TO BE DONE: Locate all lines with the word "друг" and copy them out.

[Records from a dataset]

-- Start --

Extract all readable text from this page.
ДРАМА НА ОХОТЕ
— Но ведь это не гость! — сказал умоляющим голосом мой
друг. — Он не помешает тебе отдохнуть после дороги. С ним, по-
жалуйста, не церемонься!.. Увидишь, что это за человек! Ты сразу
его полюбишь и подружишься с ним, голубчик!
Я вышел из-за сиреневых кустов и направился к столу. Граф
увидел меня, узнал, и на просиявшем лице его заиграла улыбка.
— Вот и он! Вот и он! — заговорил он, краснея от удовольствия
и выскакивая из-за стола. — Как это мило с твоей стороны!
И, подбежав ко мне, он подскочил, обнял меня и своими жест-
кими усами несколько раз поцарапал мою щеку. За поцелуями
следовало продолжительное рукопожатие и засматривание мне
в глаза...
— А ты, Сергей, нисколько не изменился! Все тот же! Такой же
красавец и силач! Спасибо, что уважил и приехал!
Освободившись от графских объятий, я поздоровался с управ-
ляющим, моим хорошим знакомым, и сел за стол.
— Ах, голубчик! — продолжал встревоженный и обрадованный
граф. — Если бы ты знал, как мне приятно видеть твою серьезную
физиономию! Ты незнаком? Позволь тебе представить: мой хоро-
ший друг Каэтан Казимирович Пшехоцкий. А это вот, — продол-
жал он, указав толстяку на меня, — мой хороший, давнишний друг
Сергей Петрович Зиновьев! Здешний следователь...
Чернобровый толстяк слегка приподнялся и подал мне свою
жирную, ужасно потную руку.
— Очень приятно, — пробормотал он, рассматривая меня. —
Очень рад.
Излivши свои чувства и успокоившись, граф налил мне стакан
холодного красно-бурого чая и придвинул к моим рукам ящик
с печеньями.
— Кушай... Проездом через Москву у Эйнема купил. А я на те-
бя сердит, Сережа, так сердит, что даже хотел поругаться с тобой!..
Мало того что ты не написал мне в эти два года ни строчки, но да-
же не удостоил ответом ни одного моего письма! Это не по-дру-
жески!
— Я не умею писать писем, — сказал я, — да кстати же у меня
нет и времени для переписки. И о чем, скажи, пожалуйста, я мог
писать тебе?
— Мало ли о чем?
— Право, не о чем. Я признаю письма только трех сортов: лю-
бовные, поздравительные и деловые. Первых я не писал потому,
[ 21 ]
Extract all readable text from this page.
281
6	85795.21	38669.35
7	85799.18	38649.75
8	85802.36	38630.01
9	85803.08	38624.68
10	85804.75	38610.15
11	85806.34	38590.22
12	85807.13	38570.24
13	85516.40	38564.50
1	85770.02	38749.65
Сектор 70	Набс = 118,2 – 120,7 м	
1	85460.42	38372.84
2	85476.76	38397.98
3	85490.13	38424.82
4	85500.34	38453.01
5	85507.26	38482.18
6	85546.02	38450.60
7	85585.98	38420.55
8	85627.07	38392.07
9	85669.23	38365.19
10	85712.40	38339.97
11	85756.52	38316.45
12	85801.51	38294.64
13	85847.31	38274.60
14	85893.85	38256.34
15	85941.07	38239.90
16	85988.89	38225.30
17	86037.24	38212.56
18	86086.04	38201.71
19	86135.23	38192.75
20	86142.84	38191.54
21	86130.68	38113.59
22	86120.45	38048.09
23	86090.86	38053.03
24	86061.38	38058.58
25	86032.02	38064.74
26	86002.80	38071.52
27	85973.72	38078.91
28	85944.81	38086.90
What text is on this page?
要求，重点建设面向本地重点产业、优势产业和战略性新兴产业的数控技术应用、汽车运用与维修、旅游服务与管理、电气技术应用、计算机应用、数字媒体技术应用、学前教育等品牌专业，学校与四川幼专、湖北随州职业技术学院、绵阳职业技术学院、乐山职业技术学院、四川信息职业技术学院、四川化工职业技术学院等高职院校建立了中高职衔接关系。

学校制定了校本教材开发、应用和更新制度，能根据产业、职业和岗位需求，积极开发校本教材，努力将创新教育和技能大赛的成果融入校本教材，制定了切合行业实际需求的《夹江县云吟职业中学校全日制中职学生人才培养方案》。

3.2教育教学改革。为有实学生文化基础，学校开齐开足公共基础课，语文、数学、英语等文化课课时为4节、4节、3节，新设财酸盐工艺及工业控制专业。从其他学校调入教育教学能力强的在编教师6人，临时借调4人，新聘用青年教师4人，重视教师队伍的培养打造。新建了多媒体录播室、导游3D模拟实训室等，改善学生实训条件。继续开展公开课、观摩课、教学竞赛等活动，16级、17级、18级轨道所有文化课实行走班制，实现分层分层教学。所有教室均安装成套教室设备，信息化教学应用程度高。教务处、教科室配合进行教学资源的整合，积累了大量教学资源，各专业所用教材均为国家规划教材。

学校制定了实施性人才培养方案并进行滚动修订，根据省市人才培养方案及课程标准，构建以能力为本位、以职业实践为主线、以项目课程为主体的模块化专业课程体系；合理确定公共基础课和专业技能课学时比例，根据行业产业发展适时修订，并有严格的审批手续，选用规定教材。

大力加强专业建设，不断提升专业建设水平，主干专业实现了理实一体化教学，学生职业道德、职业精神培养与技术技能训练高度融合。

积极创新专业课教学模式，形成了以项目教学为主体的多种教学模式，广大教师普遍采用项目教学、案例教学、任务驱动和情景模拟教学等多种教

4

-- End --

WRITTEN REPLY:
друг. — Он не помешает тебе отдохнуть после дороги. С ним, по-
ший друг Каэтан Казимирович Пшехоцкий. А это вот, — продол-
жал он, указав толстяку на меня, — мой хороший, давнишний друг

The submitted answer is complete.